• Job: Check each line for the string "SDTVAR", then give only how many lines have it.

--- BEGIN Stored rows ---

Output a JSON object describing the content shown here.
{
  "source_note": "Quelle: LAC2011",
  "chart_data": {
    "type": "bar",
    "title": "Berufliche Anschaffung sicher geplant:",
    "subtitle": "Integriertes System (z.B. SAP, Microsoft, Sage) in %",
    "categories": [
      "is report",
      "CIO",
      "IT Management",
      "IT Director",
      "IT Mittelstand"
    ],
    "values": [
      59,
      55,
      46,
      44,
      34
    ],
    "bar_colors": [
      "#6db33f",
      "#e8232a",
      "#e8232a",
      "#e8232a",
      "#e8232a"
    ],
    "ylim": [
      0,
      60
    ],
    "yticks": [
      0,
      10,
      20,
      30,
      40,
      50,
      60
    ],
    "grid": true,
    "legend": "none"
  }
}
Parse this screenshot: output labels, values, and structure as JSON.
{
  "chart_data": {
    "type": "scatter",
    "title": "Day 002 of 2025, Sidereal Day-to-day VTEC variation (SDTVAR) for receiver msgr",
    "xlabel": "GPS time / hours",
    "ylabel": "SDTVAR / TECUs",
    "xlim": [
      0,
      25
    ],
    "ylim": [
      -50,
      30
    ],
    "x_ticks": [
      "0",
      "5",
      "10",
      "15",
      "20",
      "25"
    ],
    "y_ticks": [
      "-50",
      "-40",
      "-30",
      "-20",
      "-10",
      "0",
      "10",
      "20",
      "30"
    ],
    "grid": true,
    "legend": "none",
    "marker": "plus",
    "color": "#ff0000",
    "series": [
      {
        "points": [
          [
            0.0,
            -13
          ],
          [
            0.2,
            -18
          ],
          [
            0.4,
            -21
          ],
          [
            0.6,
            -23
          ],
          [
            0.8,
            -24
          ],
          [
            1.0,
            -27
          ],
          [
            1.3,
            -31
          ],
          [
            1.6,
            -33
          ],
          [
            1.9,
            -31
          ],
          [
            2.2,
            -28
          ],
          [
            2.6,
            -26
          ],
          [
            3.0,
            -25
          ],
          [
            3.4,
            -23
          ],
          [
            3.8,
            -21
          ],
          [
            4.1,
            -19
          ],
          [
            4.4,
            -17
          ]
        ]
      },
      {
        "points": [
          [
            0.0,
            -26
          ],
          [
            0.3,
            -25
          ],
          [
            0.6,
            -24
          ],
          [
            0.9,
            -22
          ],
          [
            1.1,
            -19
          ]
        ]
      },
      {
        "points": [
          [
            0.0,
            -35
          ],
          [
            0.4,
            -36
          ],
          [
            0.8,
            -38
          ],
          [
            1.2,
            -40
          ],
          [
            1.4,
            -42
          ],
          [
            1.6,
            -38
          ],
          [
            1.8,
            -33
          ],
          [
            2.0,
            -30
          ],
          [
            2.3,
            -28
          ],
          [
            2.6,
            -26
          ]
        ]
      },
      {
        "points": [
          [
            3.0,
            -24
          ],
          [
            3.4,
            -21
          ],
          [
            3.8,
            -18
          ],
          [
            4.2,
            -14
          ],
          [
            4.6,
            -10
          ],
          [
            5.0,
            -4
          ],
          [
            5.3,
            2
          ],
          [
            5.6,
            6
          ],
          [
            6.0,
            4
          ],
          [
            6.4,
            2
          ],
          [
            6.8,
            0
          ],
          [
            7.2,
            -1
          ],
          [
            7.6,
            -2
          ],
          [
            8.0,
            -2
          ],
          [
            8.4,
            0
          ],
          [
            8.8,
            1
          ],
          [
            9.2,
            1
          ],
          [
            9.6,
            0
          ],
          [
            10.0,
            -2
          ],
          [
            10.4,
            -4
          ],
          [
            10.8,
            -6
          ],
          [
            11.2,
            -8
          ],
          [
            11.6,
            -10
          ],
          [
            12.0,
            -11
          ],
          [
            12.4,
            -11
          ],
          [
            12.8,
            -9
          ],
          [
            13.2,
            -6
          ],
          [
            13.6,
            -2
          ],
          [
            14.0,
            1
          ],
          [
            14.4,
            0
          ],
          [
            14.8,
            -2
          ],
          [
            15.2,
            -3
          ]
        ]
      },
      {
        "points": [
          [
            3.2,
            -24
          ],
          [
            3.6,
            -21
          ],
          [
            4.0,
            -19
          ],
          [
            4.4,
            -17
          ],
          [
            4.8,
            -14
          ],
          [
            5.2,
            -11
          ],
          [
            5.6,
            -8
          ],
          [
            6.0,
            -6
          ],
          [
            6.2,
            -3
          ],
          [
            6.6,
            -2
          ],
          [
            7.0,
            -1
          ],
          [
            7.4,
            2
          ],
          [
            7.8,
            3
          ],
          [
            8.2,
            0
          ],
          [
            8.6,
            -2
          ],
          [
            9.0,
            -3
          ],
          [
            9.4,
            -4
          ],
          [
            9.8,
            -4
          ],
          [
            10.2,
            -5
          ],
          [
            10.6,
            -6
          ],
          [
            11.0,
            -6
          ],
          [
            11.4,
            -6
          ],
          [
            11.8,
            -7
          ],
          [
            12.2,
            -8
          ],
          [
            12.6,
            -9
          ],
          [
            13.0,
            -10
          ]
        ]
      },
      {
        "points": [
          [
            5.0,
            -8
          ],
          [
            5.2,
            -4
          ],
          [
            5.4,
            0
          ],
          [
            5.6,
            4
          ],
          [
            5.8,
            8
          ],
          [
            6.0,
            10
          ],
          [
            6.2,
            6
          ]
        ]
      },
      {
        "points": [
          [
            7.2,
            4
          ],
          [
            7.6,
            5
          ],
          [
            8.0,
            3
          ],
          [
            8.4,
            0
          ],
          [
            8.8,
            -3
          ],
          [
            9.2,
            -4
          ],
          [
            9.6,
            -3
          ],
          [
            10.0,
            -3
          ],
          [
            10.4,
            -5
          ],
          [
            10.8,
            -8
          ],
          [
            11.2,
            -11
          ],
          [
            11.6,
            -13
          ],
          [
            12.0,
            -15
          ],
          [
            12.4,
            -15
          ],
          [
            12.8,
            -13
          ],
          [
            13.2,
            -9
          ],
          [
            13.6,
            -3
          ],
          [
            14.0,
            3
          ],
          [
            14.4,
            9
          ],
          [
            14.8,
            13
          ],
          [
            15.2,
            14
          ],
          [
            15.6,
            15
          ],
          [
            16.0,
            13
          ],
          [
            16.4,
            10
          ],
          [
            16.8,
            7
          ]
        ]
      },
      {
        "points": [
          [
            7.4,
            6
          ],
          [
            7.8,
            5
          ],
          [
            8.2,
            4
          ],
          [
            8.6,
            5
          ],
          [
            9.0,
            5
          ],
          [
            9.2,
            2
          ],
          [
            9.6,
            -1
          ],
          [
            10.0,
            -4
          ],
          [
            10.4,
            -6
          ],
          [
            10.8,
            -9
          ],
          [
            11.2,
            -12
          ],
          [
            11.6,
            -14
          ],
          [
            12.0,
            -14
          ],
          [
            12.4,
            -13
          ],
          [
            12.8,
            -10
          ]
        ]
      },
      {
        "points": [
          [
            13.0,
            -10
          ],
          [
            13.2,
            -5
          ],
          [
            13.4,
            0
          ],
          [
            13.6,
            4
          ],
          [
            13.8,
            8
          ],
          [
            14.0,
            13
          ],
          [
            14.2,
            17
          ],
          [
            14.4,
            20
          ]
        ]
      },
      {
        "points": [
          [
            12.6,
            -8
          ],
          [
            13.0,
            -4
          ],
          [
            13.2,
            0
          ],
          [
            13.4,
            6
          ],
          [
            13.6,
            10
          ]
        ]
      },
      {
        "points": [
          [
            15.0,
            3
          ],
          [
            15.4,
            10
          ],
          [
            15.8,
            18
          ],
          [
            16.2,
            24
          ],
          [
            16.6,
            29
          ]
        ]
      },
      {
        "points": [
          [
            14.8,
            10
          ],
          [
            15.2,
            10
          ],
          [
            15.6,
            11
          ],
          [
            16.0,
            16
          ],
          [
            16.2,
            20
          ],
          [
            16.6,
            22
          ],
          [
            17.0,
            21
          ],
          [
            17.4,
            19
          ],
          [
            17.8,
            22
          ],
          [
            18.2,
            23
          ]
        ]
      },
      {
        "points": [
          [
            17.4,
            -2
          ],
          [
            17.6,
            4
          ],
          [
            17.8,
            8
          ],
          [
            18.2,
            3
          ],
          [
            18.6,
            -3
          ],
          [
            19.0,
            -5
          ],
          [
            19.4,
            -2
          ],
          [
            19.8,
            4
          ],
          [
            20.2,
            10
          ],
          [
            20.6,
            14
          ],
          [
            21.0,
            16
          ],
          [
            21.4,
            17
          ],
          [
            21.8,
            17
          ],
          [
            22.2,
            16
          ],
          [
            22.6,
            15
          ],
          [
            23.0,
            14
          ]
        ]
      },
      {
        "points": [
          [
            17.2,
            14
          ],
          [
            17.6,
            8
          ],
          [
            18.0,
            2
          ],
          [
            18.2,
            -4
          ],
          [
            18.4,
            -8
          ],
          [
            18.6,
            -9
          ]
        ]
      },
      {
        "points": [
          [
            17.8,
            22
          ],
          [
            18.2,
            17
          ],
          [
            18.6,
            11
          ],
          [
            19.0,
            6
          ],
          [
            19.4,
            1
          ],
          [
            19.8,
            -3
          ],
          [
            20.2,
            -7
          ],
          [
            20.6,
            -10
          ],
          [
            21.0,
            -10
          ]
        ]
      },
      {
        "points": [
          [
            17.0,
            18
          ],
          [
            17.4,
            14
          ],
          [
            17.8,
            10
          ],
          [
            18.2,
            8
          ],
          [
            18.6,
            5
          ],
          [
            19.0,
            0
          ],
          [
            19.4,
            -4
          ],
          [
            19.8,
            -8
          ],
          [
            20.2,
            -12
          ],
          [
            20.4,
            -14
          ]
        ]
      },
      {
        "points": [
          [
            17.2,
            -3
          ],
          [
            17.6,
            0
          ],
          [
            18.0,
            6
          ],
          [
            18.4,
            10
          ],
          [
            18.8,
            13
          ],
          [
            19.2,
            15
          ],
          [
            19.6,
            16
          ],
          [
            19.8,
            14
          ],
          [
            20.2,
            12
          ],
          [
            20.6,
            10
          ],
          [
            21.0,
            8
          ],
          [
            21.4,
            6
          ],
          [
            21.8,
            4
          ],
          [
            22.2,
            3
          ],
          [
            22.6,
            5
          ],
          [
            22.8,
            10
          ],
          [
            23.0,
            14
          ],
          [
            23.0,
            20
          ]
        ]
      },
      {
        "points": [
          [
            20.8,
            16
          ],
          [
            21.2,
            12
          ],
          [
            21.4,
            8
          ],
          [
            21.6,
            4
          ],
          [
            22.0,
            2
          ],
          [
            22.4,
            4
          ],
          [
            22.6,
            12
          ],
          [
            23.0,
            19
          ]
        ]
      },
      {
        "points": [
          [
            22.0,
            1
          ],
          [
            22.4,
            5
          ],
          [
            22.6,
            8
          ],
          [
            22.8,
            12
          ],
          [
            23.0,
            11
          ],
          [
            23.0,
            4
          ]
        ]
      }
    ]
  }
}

--- END Stored rows ---

• Exercise output: 2